- _About this exercise_
Show every line of the data where the word "name" can be found.

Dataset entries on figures
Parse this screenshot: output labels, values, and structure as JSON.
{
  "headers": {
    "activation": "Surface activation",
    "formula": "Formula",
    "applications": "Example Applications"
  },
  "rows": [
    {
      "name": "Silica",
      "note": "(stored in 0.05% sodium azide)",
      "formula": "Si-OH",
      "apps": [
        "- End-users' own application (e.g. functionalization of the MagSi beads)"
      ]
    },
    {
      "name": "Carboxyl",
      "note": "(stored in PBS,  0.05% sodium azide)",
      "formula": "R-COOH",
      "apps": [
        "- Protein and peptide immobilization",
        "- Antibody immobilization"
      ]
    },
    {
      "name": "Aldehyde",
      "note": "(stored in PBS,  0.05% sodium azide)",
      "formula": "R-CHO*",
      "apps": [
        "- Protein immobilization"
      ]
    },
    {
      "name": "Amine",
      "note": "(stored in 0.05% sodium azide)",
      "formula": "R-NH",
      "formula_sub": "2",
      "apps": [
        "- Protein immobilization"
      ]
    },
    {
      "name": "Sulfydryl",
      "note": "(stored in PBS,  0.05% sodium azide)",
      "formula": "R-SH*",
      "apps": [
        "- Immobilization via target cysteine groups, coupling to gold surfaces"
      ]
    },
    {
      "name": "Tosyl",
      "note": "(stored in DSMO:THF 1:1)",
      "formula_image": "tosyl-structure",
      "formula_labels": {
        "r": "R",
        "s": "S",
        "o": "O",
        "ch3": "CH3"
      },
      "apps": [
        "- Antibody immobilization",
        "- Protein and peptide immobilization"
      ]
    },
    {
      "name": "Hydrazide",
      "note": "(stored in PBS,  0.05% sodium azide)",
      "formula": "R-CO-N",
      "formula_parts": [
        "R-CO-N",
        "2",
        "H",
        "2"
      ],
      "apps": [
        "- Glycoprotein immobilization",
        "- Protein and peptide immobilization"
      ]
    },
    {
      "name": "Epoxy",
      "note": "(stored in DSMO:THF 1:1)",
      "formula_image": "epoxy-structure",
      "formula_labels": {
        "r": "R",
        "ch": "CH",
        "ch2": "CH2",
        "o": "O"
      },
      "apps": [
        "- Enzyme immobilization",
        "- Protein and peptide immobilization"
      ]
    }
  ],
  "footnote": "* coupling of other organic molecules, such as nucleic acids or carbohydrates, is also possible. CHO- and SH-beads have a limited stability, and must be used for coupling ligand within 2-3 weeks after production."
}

- _The completed task_
      "name": "Silica",
      "name": "Carboxyl",
      "name": "Aldehyde",
      "name": "Amine",
      "name": "Sulfydryl",
      "name": "Tosyl",
      "name": "Hydrazide",
      "name": "Epoxy",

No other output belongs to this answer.